#### WORK TO DO
Pull every line with the word "nBusiness" out of the entries below.

— begin LISTED RECORDS —

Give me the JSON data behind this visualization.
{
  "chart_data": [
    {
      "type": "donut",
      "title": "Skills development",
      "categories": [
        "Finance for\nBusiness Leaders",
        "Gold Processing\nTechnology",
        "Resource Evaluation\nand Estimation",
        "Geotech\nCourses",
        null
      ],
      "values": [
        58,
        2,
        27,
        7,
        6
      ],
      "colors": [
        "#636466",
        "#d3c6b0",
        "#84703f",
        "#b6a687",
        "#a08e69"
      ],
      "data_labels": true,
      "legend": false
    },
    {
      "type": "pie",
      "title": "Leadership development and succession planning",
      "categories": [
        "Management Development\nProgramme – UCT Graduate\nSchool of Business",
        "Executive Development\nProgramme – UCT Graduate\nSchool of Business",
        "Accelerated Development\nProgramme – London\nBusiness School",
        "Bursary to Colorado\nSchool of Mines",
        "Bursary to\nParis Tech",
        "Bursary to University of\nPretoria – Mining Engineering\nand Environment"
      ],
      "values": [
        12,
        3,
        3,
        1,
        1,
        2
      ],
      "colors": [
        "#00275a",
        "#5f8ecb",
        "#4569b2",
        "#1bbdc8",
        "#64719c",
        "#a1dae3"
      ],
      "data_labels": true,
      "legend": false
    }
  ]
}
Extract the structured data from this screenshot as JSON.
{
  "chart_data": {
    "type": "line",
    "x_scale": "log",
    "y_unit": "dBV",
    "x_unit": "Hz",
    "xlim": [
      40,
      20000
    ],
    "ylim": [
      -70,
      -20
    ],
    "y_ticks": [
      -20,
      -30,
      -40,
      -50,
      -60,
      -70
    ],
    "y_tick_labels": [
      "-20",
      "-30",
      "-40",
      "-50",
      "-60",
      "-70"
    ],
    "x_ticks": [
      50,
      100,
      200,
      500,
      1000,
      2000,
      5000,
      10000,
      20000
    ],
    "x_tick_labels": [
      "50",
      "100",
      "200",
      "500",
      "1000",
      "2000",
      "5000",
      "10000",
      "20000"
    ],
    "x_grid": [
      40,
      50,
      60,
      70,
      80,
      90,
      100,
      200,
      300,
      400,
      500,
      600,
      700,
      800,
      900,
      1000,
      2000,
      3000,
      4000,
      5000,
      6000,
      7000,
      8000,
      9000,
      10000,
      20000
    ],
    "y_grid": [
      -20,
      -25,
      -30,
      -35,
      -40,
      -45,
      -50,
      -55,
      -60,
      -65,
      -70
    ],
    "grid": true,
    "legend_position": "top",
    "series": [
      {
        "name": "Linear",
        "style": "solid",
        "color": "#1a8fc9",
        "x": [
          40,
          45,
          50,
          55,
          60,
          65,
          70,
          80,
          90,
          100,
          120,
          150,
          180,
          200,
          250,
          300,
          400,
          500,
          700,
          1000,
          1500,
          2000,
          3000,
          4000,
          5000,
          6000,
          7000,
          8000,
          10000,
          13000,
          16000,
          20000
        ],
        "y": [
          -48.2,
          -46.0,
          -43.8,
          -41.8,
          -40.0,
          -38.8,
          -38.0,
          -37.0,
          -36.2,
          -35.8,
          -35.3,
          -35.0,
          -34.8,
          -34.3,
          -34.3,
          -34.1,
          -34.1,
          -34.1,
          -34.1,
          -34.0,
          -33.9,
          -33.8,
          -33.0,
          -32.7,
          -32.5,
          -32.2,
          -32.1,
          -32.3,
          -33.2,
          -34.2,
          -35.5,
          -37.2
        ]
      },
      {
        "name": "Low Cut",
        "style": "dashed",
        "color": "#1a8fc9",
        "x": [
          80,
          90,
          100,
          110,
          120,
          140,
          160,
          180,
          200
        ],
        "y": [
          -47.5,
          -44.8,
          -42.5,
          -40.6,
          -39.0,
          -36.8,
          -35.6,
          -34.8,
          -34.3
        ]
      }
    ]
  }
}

— end LISTED RECORDS —

#### SOLUTION TO THIS TASK
        "Finance for\nBusiness Leaders",
        "Accelerated Development\nProgramme – London\nBusiness School",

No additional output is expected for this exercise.